• _Prompt_
Copy out each line exactly as it appears.

• _Items from a figure collection_
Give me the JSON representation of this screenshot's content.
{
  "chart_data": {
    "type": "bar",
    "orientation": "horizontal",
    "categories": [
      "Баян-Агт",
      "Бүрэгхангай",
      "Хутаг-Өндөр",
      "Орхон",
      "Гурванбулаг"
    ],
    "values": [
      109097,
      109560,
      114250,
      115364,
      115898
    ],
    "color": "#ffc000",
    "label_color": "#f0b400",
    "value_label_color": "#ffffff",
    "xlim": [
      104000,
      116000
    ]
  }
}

• _Task output_
Give me the JSON representation of this screenshot's content.
{
  "chart_data": {
    "type": "bar",
    "orientation": "horizontal",
    "categories": [
      "Баян-Агт",
      "Бүрэгхангай",
      "Хутаг-Өндөр",
      "Орхон",
      "Гурванбулаг"
    ],
    "values": [
      109097,
      109560,
      114250,
      115364,
      115898
    ],
    "color": "#ffc000",
    "label_color": "#f0b400",
    "value_label_color": "#ffffff",
    "xlim": [
      104000,
      116000
    ]
  }
}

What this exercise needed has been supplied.